## Exercise requirements
Convert each line of the items below into a JSON list of strings, one string per line, omitting blank lines.

## Available data
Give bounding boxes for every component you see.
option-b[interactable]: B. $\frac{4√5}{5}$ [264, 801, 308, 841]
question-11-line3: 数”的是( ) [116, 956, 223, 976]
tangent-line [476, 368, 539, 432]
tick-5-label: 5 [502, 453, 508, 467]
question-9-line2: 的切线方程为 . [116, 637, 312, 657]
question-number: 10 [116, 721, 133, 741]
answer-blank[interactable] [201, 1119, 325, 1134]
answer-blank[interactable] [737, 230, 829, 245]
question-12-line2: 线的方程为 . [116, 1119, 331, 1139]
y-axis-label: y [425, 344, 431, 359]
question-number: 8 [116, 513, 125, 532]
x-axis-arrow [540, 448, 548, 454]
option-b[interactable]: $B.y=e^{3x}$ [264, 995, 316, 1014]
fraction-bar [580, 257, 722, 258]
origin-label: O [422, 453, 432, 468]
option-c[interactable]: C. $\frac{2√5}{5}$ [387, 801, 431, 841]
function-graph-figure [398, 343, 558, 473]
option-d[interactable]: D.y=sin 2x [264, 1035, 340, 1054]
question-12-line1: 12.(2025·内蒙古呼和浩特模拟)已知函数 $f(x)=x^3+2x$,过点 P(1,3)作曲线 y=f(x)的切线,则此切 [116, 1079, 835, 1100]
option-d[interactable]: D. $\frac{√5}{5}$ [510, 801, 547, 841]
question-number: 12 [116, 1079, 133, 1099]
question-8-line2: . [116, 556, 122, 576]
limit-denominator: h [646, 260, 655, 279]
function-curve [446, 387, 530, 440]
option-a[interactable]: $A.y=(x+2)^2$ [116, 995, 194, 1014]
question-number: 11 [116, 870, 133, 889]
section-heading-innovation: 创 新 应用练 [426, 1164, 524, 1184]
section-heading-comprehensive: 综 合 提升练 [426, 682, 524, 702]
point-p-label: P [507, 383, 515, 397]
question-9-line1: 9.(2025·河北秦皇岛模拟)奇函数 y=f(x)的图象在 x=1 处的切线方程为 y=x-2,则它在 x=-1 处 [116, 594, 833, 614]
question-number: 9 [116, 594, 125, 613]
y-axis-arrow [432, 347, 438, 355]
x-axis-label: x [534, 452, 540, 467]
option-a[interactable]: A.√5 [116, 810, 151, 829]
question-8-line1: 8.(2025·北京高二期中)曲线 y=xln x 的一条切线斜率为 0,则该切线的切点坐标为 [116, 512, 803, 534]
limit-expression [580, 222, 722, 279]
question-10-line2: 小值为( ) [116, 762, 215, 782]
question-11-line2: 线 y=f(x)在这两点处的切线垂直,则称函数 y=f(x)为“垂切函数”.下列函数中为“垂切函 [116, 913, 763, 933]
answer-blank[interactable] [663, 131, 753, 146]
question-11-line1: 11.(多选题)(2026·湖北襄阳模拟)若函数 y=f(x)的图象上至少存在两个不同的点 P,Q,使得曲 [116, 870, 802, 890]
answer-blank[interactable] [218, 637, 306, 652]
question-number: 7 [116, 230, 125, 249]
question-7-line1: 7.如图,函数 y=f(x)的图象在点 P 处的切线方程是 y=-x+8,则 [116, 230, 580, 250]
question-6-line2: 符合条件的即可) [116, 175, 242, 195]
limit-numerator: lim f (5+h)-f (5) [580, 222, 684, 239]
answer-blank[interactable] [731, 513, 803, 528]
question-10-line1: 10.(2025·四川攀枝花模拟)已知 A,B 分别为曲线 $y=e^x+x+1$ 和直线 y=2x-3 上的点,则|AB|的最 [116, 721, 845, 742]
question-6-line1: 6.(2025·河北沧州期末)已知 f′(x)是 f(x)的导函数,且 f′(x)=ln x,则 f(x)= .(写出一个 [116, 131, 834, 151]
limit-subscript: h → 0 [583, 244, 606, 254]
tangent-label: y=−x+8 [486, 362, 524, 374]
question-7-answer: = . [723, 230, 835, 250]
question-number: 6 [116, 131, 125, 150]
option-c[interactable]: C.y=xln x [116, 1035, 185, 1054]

## Exercise result
[
  "Give bounding boxes for every component you see.",
  "option-b[interactable]: B. $\\frac{4√5}{5}$ [264, 801, 308, 841]",
  "question-11-line3: 数”的是( ) [116, 956, 223, 976]",
  "tangent-line [476, 368, 539, 432]",
  "tick-5-label: 5 [502, 453, 508, 467]",
  "question-9-line2: 的切线方程为 . [116, 637, 312, 657]",
  "question-number: 10 [116, 721, 133, 741]",
  "answer-blank[interactable] [201, 1119, 325, 1134]",
  "answer-blank[interactable] [737, 230, 829, 245]",
  "question-12-line2: 线的方程为 . [116, 1119, 331, 1139]",
  "y-axis-label: y [425, 344, 431, 359]",
  "question-number: 8 [116, 513, 125, 532]",
  "x-axis-arrow [540, 448, 548, 454]",
  "option-b[interactable]: $B.y=e^{3x}$ [264, 995, 316, 1014]",
  "fraction-bar [580, 257, 722, 258]",
  "origin-label: O [422, 453, 432, 468]",
  "option-c[interactable]: C. $\\frac{2√5}{5}$ [387, 801, 431, 841]",
  "function-graph-figure [398, 343, 558, 473]",
  "option-d[interactable]: D.y=sin 2x [264, 1035, 340, 1054]",
  "question-12-line1: 12.(2025·内蒙古呼和浩特模拟)已知函数 $f(x)=x^3+2x$,过点 P(1,3)作曲线 y=f(x)的切线,则此切 [116, 1079, 835, 1100]",
  "option-d[interactable]: D. $\\frac{√5}{5}$ [510, 801, 547, 841]",
  "question-number: 12 [116, 1079, 133, 1099]",
  "question-8-line2: . [116, 556, 122, 576]",
  "limit-denominator: h [646, 260, 655, 279]",
  "function-curve [446, 387, 530, 440]",
  "option-a[interactable]: $A.y=(x+2)^2$ [116, 995, 194, 1014]",
  "question-number: 11 [116, 870, 133, 889]",
  "section-heading-innovation: 创 新 应用练 [426, 1164, 524, 1184]",
  "section-heading-comprehensive: 综 合 提升练 [426, 682, 524, 702]",
  "point-p-label: P [507, 383, 515, 397]",
  "question-9-line1: 9.(2025·河北秦皇岛模拟)奇函数 y=f(x)的图象在 x=1 处的切线方程为 y=x-2,则它在 x=-1 处 [116, 594, 833, 614]",
  "question-number: 9 [116, 594, 125, 613]",
  "y-axis-arrow [432, 347, 438, 355]",
  "x-axis-label: x [534, 452, 540, 467]",
  "option-a[interactable]: A.√5 [116, 810, 151, 829]",
  "question-8-line1: 8.(2025·北京高二期中)曲线 y=xln x 的一条切线斜率为 0,则该切线的切点坐标为 [116, 512, 803, 534]",
  "limit-expression [580, 222, 722, 279]",
  "question-10-line2: 小值为( ) [116, 762, 215, 782]",
  "question-11-line2: 线 y=f(x)在这两点处的切线垂直,则称函数 y=f(x)为“垂切函数”.下列函数中为“垂切函 [116, 913, 763, 933]",
  "answer-blank[interactable] [663, 131, 753, 146]",
  "question-11-line1: 11.(多选题)(2026·湖北襄阳模拟)若函数 y=f(x)的图象上至少存在两个不同的点 P,Q,使得曲 [116, 870, 802, 890]",
  "answer-blank[interactable] [218, 637, 306, 652]",
  "question-number: 7 [116, 230, 125, 249]",
  "question-7-line1: 7.如图,函数 y=f(x)的图象在点 P 处的切线方程是 y=-x+8,则 [116, 230, 580, 250]",
  "question-6-line2: 符合条件的即可) [116, 175, 242, 195]",
  "limit-numerator: lim f (5+h)-f (5) [580, 222, 684, 239]",
  "answer-blank[interactable] [731, 513, 803, 528]",
  "question-10-line1: 10.(2025·四川攀枝花模拟)已知 A,B 分别为曲线 $y=e^x+x+1$ 和直线 y=2x-3 上的点,则|AB|的最 [116, 721, 845, 742]",
  "question-6-line1: 6.(2025·河北沧州期末)已知 f′(x)是 f(x)的导函数,且 f′(x)=ln x,则 f(x)= .(写出一个 [116, 131, 834, 151]",
  "limit-subscript: h → 0 [583, 244, 606, 254]",
  "tangent-label: y=−x+8 [486, 362, 524, 374]",
  "question-7-answer: = . [723, 230, 835, 250]",
  "question-number: 6 [116, 131, 125, 150]",
  "option-c[interactable]: C.y=xln x [116, 1035, 185, 1054]"
]